▼▼▼
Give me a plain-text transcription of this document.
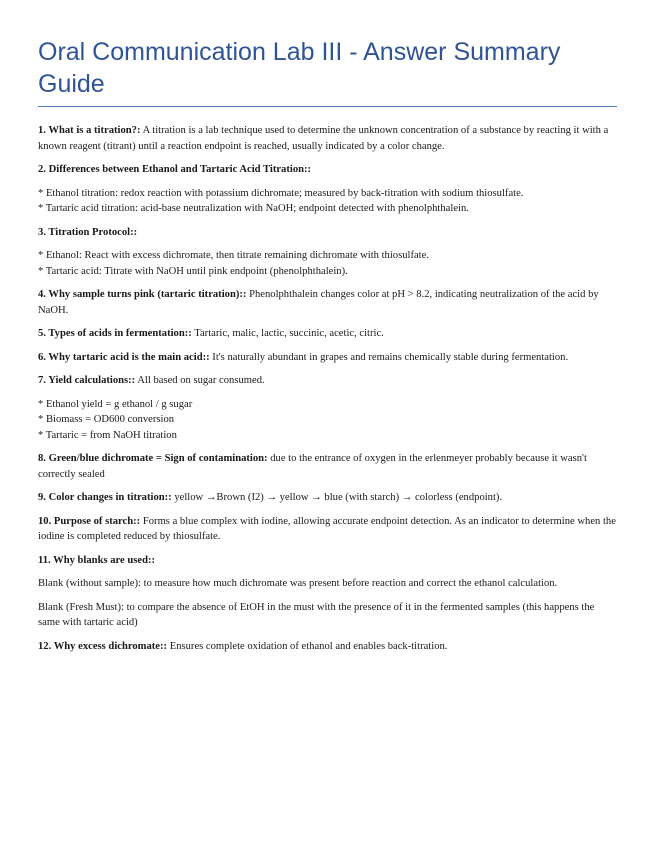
Oral Communication Lab III - Answer Summary Guide

1. What is a titration?: A titration is a lab technique used to determine the unknown concentration of a substance by reacting it with a known reagent (titrant) until a reaction endpoint is reached, usually indicated by a color change.

2. Differences between Ethanol and Tartaric Acid Titration::

* Ethanol titration: redox reaction with potassium dichromate; measured by back-titration with sodium thiosulfate.
* Tartaric acid titration: acid-base neutralization with NaOH; endpoint detected with phenolphthalein.

3. Titration Protocol::

* Ethanol: React with excess dichromate, then titrate remaining dichromate with thiosulfate.
* Tartaric acid: Titrate with NaOH until pink endpoint (phenolphthalein).

4. Why sample turns pink (tartaric titration):: Phenolphthalein changes color at pH > 8.2, indicating neutralization of the acid by NaOH.

5. Types of acids in fermentation:: Tartaric, malic, lactic, succinic, acetic, citric.

6. Why tartaric acid is the main acid:: It's naturally abundant in grapes and remains chemically stable during fermentation.

7. Yield calculations:: All based on sugar consumed.

* Ethanol yield = g ethanol / g sugar
* Biomass = OD600 conversion
* Tartaric = from NaOH titration

8. Green/blue dichromate = Sign of contamination: due to the entrance of oxygen in the erlenmeyer probably because it wasn't correctly sealed

9. Color changes in titration:: yellow →Brown (I2) → yellow → blue (with starch) → colorless (endpoint).

10. Purpose of starch:: Forms a blue complex with iodine, allowing accurate endpoint detection. As an indicator to determine when the iodine is completed reduced by thiosulfate.

11. Why blanks are used::

Blank (without sample): to measure how much dichromate was present before reaction and correct the ethanol calculation.

Blank (Fresh Must): to compare the absence of EtOH in the must with the presence of it in the fermented samples (this happens the same with tartaric acid)

12. Why excess dichromate:: Ensures complete oxidation of ethanol and enables back-titration.
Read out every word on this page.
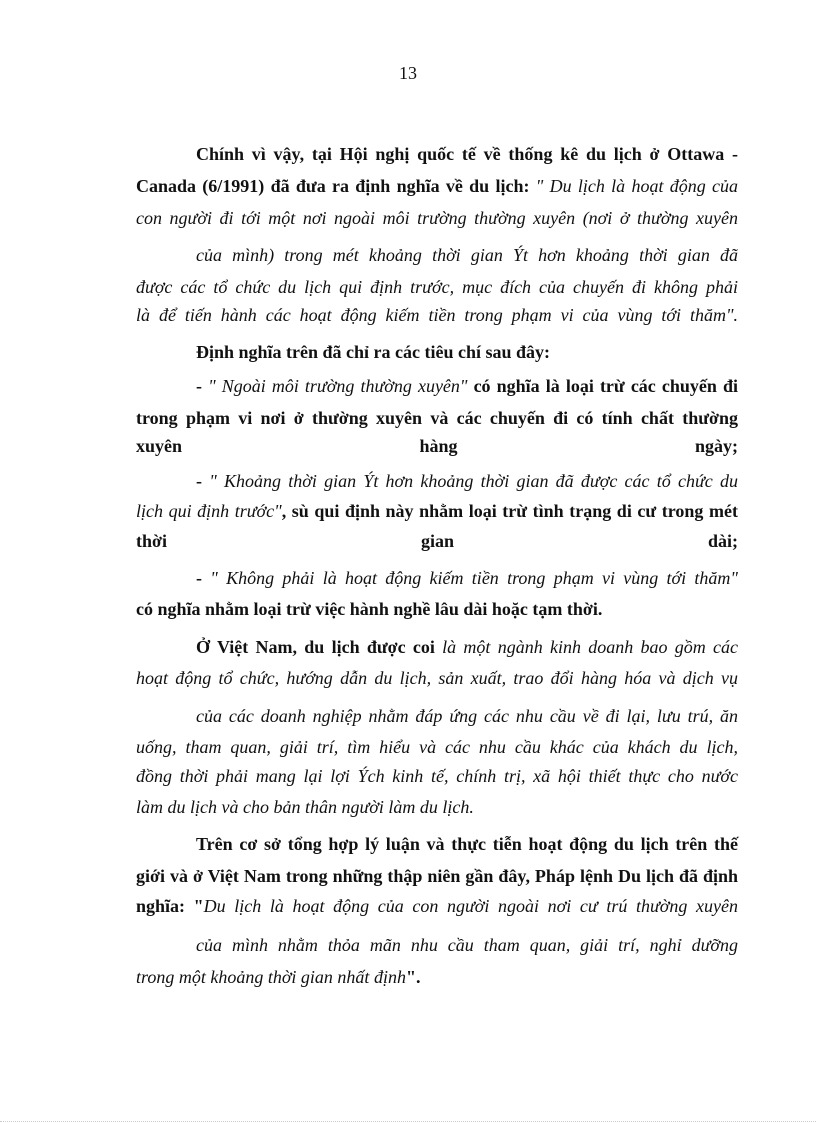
13
Chính vì vậy, tại Hội nghị quốc tế về thống kê du lịch ở Ottawa -
Canada (6/1991) đã đưa ra định nghĩa về du lịch: " Du lịch là hoạt động của
con người đi tới một nơi ngoài môi trường thường xuyên (nơi ở thường xuyên
của mình) trong mét khoảng thời gian Ýt hơn khoảng thời gian đã
được các tổ chức du lịch qui định trước, mục đích của chuyến đi không phải
là để tiến hành các hoạt động kiếm tiền trong phạm vi của vùng tới thăm".
Định nghĩa trên đã chỉ ra các tiêu chí sau đây:
- " Ngoài môi trường thường xuyên" có nghĩa là loại trừ các chuyến đi
trong phạm vi nơi ở thường xuyên và các chuyến đi có tính chất thường
xuyên hàng ngày;
- " Khoảng thời gian Ýt hơn khoảng thời gian đã được các tổ chức du
lịch qui định trước", sù qui định này nhằm loại trừ tình trạng di cư trong mét
thời gian dài;
- " Không phải là hoạt động kiếm tiền trong phạm vi vùng tới thăm"
có nghĩa nhằm loại trừ việc hành nghề lâu dài hoặc tạm thời.
Ở Việt Nam, du lịch được coi là một ngành kinh doanh bao gồm các
hoạt động tổ chức, hướng dẫn du lịch, sản xuất, trao đổi hàng hóa và dịch vụ
của các doanh nghiệp nhằm đáp ứng các nhu cầu về đi lại, lưu trú, ăn
uống, tham quan, giải trí, tìm hiểu và các nhu cầu khác của khách du lịch,
đồng thời phải mang lại lợi Ých kinh tế, chính trị, xã hội thiết thực cho nước
làm du lịch và cho bản thân người làm du lịch.
Trên cơ sở tổng hợp lý luận và thực tiễn hoạt động du lịch trên thế
giới và ở Việt Nam trong những thập niên gần đây, Pháp lệnh Du lịch đã định
nghĩa: "Du lịch là hoạt động của con người ngoài nơi cư trú thường xuyên
của mình nhằm thỏa mãn nhu cầu tham quan, giải trí, nghỉ dưỡng
trong một khoảng thời gian nhất định".
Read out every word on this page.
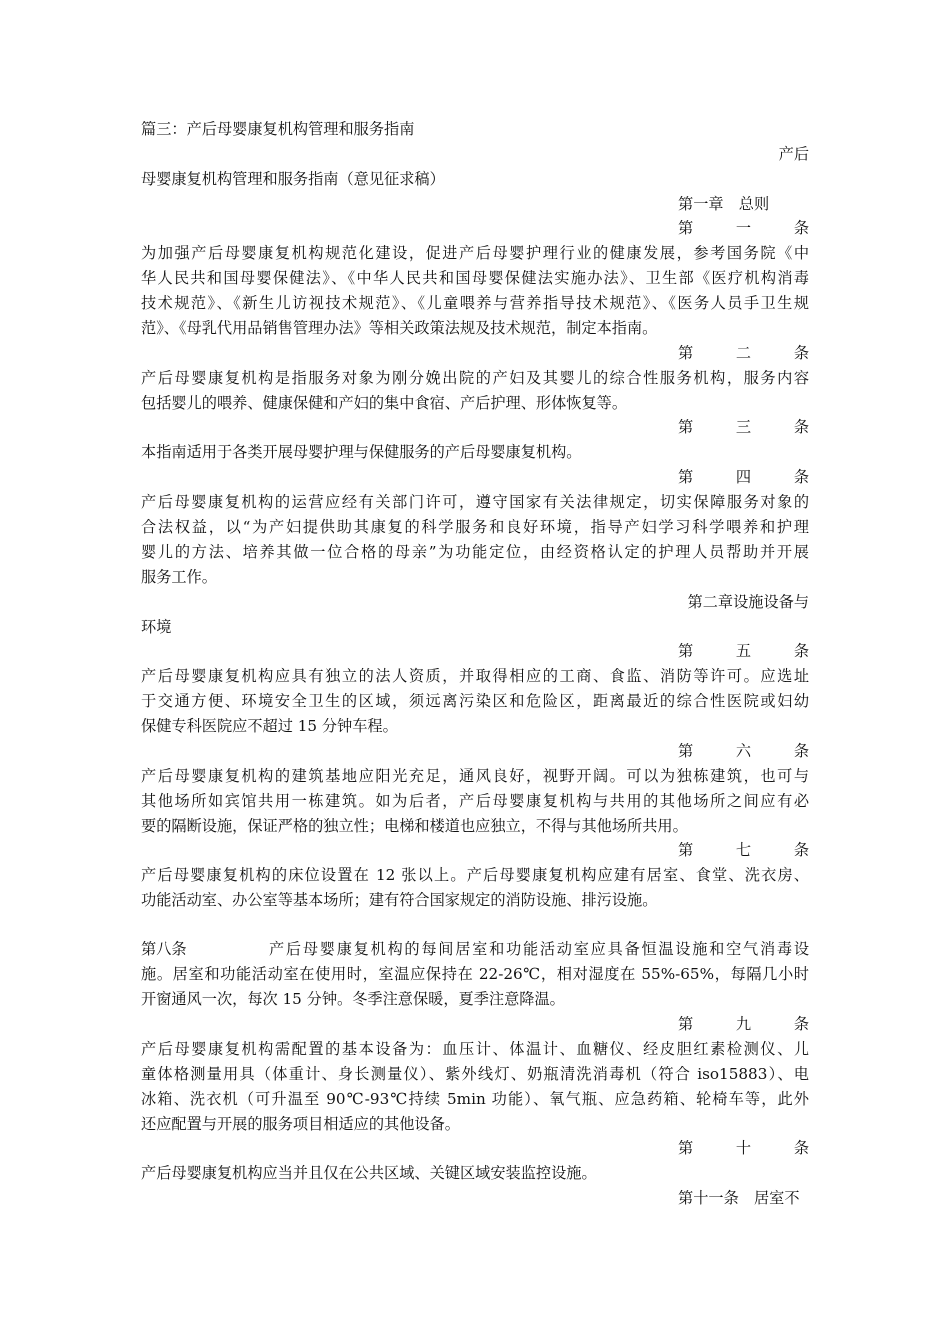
篇三：产后母婴康复机构管理和服务指南
产后
母婴康复机构管理和服务指南（意见征求稿）
第一章　总则
第	一	条
为加强产后母婴康复机构规范化建设，促进产后母婴护理行业的健康发展，参考国务院《中
华人民共和国母婴保健法》、《中华人民共和国母婴保健法实施办法》、卫生部《医疗机构消毒
技术规范》、《新生儿访视技术规范》、《儿童喂养与营养指导技术规范》、《医务人员手卫生规
范》、《母乳代用品销售管理办法》等相关政策法规及技术规范，制定本指南。
第	二	条
产后母婴康复机构是指服务对象为刚分娩出院的产妇及其婴儿的综合性服务机构，服务内容
包括婴儿的喂养、健康保健和产妇的集中食宿、产后护理、形体恢复等。
第	三	条
本指南适用于各类开展母婴护理与保健服务的产后母婴康复机构。
第	四	条
产后母婴康复机构的运营应经有关部门许可，遵守国家有关法律规定，切实保障服务对象的
合法权益，以“为产妇提供助其康复的科学服务和良好环境，指导产妇学习科学喂养和护理
婴儿的方法、培养其做一位合格的母亲”为功能定位，由经资格认定的护理人员帮助并开展
服务工作。
第二章设施设备与
环境
第	五	条
产后母婴康复机构应具有独立的法人资质，并取得相应的工商、食监、消防等许可。应选址
于交通方便、环境安全卫生的区域，须远离污染区和危险区，距离最近的综合性医院或妇幼
保健专科医院应不超过 15 分钟车程。
第	六	条
产后母婴康复机构的建筑基地应阳光充足，通风良好，视野开阔。可以为独栋建筑，也可与
其他场所如宾馆共用一栋建筑。如为后者，产后母婴康复机构与共用的其他场所之间应有必
要的隔断设施，保证严格的独立性；电梯和楼道也应独立，不得与其他场所共用。
第	七	条
产后母婴康复机构的床位设置在 12 张以上。产后母婴康复机构应建有居室、食堂、洗衣房、
功能活动室、办公室等基本场所；建有符合国家规定的消防设施、排污设施。
第八条	产后母婴康复机构的每间居室和功能活动室应具备恒温设施和空气消毒设
施。居室和功能活动室在使用时，室温应保持在 22-26℃，相对湿度在 55%-65%，每隔几小时
开窗通风一次，每次 15 分钟。冬季注意保暖，夏季注意降温。
第	九	条
产后母婴康复机构需配置的基本设备为：血压计、体温计、血糖仪、经皮胆红素检测仪、儿
童体格测量用具（体重计、身长测量仪）、紫外线灯、奶瓶清洗消毒机（符合 iso15883）、电
冰箱、洗衣机（可升温至 90℃-93℃持续 5min 功能）、氧气瓶、应急药箱、轮椅车等，此外
还应配置与开展的服务项目相适应的其他设备。
第	十	条
产后母婴康复机构应当并且仅在公共区域、关键区域安装监控设施。
第十一条　居室不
▲▲▲
- [STATED PROBLEM]: Retype the records exactly. Any image in them should not appear in what you write.

- [ANSWER TO THE TASK]:
Give me a plain-text transcription of this document.
Oral Communication Lab III - Answer Summary Guide

1. What is a titration?: A titration is a lab technique used to determine the unknown concentration of a substance by reacting it with a known reagent (titrant) until a reaction endpoint is reached, usually indicated by a color change.

2. Differences between Ethanol and Tartaric Acid Titration::

* Ethanol titration: redox reaction with potassium dichromate; measured by back-titration with sodium thiosulfate.
* Tartaric acid titration: acid-base neutralization with NaOH; endpoint detected with phenolphthalein.

3. Titration Protocol::

* Ethanol: React with excess dichromate, then titrate remaining dichromate with thiosulfate.
* Tartaric acid: Titrate with NaOH until pink endpoint (phenolphthalein).

4. Why sample turns pink (tartaric titration):: Phenolphthalein changes color at pH > 8.2, indicating neutralization of the acid by NaOH.

5. Types of acids in fermentation:: Tartaric, malic, lactic, succinic, acetic, citric.

6. Why tartaric acid is the main acid:: It's naturally abundant in grapes and remains chemically stable during fermentation.

7. Yield calculations:: All based on sugar consumed.

* Ethanol yield = g ethanol / g sugar
* Biomass = OD600 conversion
* Tartaric = from NaOH titration

8. Green/blue dichromate = Sign of contamination: due to the entrance of oxygen in the erlenmeyer probably because it wasn't correctly sealed

9. Color changes in titration:: yellow →Brown (I2) → yellow → blue (with starch) → colorless (endpoint).

10. Purpose of starch:: Forms a blue complex with iodine, allowing accurate endpoint detection. As an indicator to determine when the iodine is completed reduced by thiosulfate.

11. Why blanks are used::

Blank (without sample): to measure how much dichromate was present before reaction and correct the ethanol calculation.

Blank (Fresh Must): to compare the absence of EtOH in the must with the presence of it in the fermented samples (this happens the same with tartaric acid)

12. Why excess dichromate:: Ensures complete oxidation of ethanol and enables back-titration.
Read out every word on this page.
13
Chính vì vậy, tại Hội nghị quốc tế về thống kê du lịch ở Ottawa -
Canada (6/1991) đã đưa ra định nghĩa về du lịch: " Du lịch là hoạt động của
con người đi tới một nơi ngoài môi trường thường xuyên (nơi ở thường xuyên
của mình) trong mét khoảng thời gian Ýt hơn khoảng thời gian đã
được các tổ chức du lịch qui định trước, mục đích của chuyến đi không phải
là để tiến hành các hoạt động kiếm tiền trong phạm vi của vùng tới thăm".
Định nghĩa trên đã chỉ ra các tiêu chí sau đây:
- " Ngoài môi trường thường xuyên" có nghĩa là loại trừ các chuyến đi
trong phạm vi nơi ở thường xuyên và các chuyến đi có tính chất thường
xuyên hàng ngày;
- " Khoảng thời gian Ýt hơn khoảng thời gian đã được các tổ chức du
lịch qui định trước", sù qui định này nhằm loại trừ tình trạng di cư trong mét
thời gian dài;
- " Không phải là hoạt động kiếm tiền trong phạm vi vùng tới thăm"
có nghĩa nhằm loại trừ việc hành nghề lâu dài hoặc tạm thời.
Ở Việt Nam, du lịch được coi là một ngành kinh doanh bao gồm các
hoạt động tổ chức, hướng dẫn du lịch, sản xuất, trao đổi hàng hóa và dịch vụ
của các doanh nghiệp nhằm đáp ứng các nhu cầu về đi lại, lưu trú, ăn
uống, tham quan, giải trí, tìm hiểu và các nhu cầu khác của khách du lịch,
đồng thời phải mang lại lợi Ých kinh tế, chính trị, xã hội thiết thực cho nước
làm du lịch và cho bản thân người làm du lịch.
Trên cơ sở tổng hợp lý luận và thực tiễn hoạt động du lịch trên thế
giới và ở Việt Nam trong những thập niên gần đây, Pháp lệnh Du lịch đã định
nghĩa: "Du lịch là hoạt động của con người ngoài nơi cư trú thường xuyên
của mình nhằm thỏa mãn nhu cầu tham quan, giải trí, nghỉ dưỡng
trong một khoảng thời gian nhất định".
Read out every word on this page.
篇三：产后母婴康复机构管理和服务指南
产后
母婴康复机构管理和服务指南（意见征求稿）
第一章　总则
第	一	条
为加强产后母婴康复机构规范化建设，促进产后母婴护理行业的健康发展，参考国务院《中
华人民共和国母婴保健法》、《中华人民共和国母婴保健法实施办法》、卫生部《医疗机构消毒
技术规范》、《新生儿访视技术规范》、《儿童喂养与营养指导技术规范》、《医务人员手卫生规
范》、《母乳代用品销售管理办法》等相关政策法规及技术规范，制定本指南。
第	二	条
产后母婴康复机构是指服务对象为刚分娩出院的产妇及其婴儿的综合性服务机构，服务内容
包括婴儿的喂养、健康保健和产妇的集中食宿、产后护理、形体恢复等。
第	三	条
本指南适用于各类开展母婴护理与保健服务的产后母婴康复机构。
第	四	条
产后母婴康复机构的运营应经有关部门许可，遵守国家有关法律规定，切实保障服务对象的
合法权益，以“为产妇提供助其康复的科学服务和良好环境，指导产妇学习科学喂养和护理
婴儿的方法、培养其做一位合格的母亲”为功能定位，由经资格认定的护理人员帮助并开展
服务工作。
第二章设施设备与
环境
第	五	条
产后母婴康复机构应具有独立的法人资质，并取得相应的工商、食监、消防等许可。应选址
于交通方便、环境安全卫生的区域，须远离污染区和危险区，距离最近的综合性医院或妇幼
保健专科医院应不超过 15 分钟车程。
第	六	条
产后母婴康复机构的建筑基地应阳光充足，通风良好，视野开阔。可以为独栋建筑，也可与
其他场所如宾馆共用一栋建筑。如为后者，产后母婴康复机构与共用的其他场所之间应有必
要的隔断设施，保证严格的独立性；电梯和楼道也应独立，不得与其他场所共用。
第	七	条
产后母婴康复机构的床位设置在 12 张以上。产后母婴康复机构应建有居室、食堂、洗衣房、
功能活动室、办公室等基本场所；建有符合国家规定的消防设施、排污设施。
第八条	产后母婴康复机构的每间居室和功能活动室应具备恒温设施和空气消毒设
施。居室和功能活动室在使用时，室温应保持在 22-26℃，相对湿度在 55%-65%，每隔几小时
开窗通风一次，每次 15 分钟。冬季注意保暖，夏季注意降温。
第	九	条
产后母婴康复机构需配置的基本设备为：血压计、体温计、血糖仪、经皮胆红素检测仪、儿
童体格测量用具（体重计、身长测量仪）、紫外线灯、奶瓶清洗消毒机（符合 iso15883）、电
冰箱、洗衣机（可升温至 90℃-93℃持续 5min 功能）、氧气瓶、应急药箱、轮椅车等，此外
还应配置与开展的服务项目相适应的其他设备。
第	十	条
产后母婴康复机构应当并且仅在公共区域、关键区域安装监控设施。
第十一条　居室不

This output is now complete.